◆ PROBLEM TO SOLVE ◆
Answer these questions from the agreement terms below:
1. Under which state's laws is the agreement governed and construed?
2. Who is responsible for selecting the standard for removing data from equipment?
3. In which city are the courts to whose jurisdiction and venue the Customer consents?

16. TRANSFER OR ASSIGNMENT OF AGREEMENT. This Agreement may not be assigned by the Customer without prior written approval by SMILE. Any attempted assignment in violation of this provision shall be void. SMILE reserves the right to delegate its duties under this Agreement to one or more independent contractors. This Agreement is also fully assignable by Smile without prior written consent of Customer.
17. DATA SECURITY. In order to protect Customer’s and Customer’s client’s confidential information and comply with applicable laws, SMILE strongly recommends that all data from all disk drives or magnetic media in computers and multifunction equipment be securely removed prior to the disposal of such equipment. Customer is responsible for selecting the appropriate removal standard to meet their business needs. SMILE is not responsible or liable for any damages that may arise from Customer’s failure to comply with this provision. SMILE offers certain methods of data removal at chargeable rates. Data removal is not included as part of any SMILE agreement (see Item 4 for types).
18. ENTIRE AGREEMENT. This agreement to general terms and conditions supercedes and terminates any and all prior terms and conditions agreements, if any, whether written or oral, and all communications between the parties with respect to the subject matter of this agreement. The Customer agrees that it has not relied on any representation, warranty, or provision not explicitly stated in this agreement, that no oral statement has been made to it that in any way tends to waive any of the terms or conditions of the agreement, and that this agreement constitutes the final written expression of all general terms and conditions of the agreement, and it is a complete and exclusive statement of those terms and conditions. These general terms and conditions shall prevail notwithstanding any additional or different terms and conditions of any purchase order or other document submitted by Customer in respect to the services to be provided hereunder. No variation or modification of this Agreement, whether by the Customer’s purchase order or otherwise, and no waiver of any of the Agreement’s provisions or conditions shall be binding unless in writing and signed by duly authorized agents of SMILE and Customer.
19. GOVERNING LAW; JURISDICTION; VENUE. This Agreement shall be governed by and construed in accordance with the laws of the State of California. Customer irrevocably consents to the jurisdiction and venue of the state and federal courts located in Sacramento, California in connection with any action relating to this Agreement. If any legal action is necessary to enforce this agreement, the prevailing party shall be entitled to reasonable attorneys’ fees and expenses in addition to any other allowable relief.
20. SEVERABILITY; SURVIVAL OF TERMS. Should any term in this document be deemed unenforceable, that fact shall not preclude the enforceability of all remaining terms. Terms 1,2,3,4,5,6,8,9,14,17,18,19,20 shall survive the cancellation or termination of any agreement with SMILE.

◆ MATERIAL SHOWN ◆
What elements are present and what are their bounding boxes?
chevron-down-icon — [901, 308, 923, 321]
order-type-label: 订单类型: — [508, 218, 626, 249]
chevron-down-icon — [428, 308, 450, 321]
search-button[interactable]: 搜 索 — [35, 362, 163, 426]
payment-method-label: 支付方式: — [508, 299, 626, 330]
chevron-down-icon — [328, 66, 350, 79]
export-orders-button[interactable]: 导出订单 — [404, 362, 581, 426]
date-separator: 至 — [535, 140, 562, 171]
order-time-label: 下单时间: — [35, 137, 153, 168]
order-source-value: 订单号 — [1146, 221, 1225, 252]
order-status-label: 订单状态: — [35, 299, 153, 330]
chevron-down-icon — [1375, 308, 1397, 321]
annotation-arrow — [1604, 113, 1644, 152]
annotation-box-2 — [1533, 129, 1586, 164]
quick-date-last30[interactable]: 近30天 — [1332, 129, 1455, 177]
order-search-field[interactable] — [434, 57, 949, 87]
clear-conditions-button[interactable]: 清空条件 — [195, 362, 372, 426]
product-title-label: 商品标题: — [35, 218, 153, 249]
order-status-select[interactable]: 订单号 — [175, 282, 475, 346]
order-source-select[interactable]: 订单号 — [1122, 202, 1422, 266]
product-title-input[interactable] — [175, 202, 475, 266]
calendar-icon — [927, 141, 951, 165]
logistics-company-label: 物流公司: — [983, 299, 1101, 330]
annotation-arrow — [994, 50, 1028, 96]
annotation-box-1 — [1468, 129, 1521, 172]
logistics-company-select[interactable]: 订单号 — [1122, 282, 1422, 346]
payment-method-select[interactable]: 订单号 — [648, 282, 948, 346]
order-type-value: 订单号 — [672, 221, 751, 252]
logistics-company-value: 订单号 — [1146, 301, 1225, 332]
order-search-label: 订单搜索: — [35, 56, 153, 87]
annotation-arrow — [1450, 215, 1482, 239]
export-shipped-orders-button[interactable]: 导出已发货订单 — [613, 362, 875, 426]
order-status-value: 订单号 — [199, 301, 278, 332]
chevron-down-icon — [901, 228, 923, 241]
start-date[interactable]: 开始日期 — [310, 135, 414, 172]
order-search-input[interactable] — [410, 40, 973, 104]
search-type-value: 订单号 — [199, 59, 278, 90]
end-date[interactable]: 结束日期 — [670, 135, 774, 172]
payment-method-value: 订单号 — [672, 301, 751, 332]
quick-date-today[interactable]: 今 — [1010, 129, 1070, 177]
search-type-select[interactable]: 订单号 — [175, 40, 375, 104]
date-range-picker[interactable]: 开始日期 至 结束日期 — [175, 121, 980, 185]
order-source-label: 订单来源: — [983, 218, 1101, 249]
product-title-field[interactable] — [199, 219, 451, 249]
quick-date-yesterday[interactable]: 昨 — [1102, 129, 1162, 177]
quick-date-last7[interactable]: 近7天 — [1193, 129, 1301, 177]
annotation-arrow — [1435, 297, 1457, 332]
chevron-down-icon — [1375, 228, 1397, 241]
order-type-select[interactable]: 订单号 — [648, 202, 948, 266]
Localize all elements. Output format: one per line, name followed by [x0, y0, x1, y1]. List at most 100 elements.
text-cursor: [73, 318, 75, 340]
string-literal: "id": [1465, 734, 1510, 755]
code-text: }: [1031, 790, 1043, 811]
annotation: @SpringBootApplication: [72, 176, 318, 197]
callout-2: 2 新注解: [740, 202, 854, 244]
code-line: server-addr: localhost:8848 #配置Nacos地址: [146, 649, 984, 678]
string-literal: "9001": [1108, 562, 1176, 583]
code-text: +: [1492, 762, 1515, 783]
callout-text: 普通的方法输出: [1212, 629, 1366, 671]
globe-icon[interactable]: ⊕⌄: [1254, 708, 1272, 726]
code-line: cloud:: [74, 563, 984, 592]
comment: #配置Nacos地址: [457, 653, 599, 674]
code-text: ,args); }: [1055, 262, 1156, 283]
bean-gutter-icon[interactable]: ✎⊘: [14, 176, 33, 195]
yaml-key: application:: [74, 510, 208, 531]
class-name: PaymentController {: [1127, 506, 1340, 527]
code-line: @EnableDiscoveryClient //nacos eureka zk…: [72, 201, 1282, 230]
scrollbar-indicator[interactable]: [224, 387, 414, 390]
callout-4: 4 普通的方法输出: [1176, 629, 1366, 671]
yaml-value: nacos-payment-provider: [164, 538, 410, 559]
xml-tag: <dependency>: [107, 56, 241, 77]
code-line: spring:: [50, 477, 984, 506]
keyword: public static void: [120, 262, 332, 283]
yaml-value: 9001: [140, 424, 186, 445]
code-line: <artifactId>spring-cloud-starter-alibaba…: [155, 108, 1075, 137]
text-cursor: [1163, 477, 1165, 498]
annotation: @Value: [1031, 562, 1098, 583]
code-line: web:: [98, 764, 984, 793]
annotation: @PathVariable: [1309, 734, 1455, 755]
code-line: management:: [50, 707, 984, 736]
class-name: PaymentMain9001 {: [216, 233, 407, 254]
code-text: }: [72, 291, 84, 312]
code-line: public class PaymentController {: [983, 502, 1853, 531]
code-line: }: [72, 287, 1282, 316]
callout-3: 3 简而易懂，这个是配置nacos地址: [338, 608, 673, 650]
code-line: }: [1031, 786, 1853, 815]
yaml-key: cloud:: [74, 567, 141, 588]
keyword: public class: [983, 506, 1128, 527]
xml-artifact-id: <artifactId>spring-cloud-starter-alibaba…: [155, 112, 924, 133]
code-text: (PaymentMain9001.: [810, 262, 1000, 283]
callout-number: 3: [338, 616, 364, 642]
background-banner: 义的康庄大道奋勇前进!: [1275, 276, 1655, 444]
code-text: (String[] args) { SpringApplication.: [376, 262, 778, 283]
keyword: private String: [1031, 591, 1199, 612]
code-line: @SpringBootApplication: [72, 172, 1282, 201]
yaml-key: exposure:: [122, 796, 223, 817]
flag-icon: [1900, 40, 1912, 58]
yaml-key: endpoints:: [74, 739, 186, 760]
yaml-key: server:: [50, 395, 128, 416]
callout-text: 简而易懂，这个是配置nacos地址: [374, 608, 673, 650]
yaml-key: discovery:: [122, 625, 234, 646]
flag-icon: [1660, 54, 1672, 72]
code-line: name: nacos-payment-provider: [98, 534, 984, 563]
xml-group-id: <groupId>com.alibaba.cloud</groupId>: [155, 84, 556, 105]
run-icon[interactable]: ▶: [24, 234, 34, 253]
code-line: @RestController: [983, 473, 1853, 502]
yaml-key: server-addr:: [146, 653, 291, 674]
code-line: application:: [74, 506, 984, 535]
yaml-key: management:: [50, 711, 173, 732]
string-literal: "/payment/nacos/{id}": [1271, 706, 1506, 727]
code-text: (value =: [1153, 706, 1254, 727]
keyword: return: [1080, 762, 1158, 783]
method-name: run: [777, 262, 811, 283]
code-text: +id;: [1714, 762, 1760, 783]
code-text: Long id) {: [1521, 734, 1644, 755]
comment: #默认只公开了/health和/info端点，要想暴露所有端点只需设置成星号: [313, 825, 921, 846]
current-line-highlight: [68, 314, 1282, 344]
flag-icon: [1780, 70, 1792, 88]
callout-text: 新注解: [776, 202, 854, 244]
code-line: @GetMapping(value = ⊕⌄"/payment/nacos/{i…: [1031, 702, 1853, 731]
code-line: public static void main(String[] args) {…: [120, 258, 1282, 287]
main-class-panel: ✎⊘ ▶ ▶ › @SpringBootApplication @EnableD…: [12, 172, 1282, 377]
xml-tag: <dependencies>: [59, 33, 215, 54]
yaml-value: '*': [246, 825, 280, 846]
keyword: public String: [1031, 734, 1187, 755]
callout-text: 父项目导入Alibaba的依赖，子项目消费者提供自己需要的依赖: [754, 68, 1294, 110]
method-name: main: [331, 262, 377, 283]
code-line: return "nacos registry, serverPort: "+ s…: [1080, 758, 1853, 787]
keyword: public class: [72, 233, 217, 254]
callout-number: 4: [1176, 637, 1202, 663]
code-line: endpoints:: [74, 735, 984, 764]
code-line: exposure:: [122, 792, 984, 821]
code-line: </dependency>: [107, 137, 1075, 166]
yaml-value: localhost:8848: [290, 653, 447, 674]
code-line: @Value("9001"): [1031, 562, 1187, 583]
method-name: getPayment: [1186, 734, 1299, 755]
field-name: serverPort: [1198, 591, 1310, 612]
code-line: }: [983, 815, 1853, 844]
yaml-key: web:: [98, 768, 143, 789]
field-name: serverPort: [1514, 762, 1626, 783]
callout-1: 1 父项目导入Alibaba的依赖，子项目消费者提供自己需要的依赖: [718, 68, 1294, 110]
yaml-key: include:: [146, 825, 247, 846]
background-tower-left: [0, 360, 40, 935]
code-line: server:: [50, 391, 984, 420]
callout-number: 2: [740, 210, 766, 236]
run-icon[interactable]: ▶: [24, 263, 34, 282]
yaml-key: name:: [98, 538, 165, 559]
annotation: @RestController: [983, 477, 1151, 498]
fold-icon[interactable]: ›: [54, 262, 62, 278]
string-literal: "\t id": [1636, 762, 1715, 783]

◆ RESULT ◆
1. California
2. The Customer
3. Sacramento, California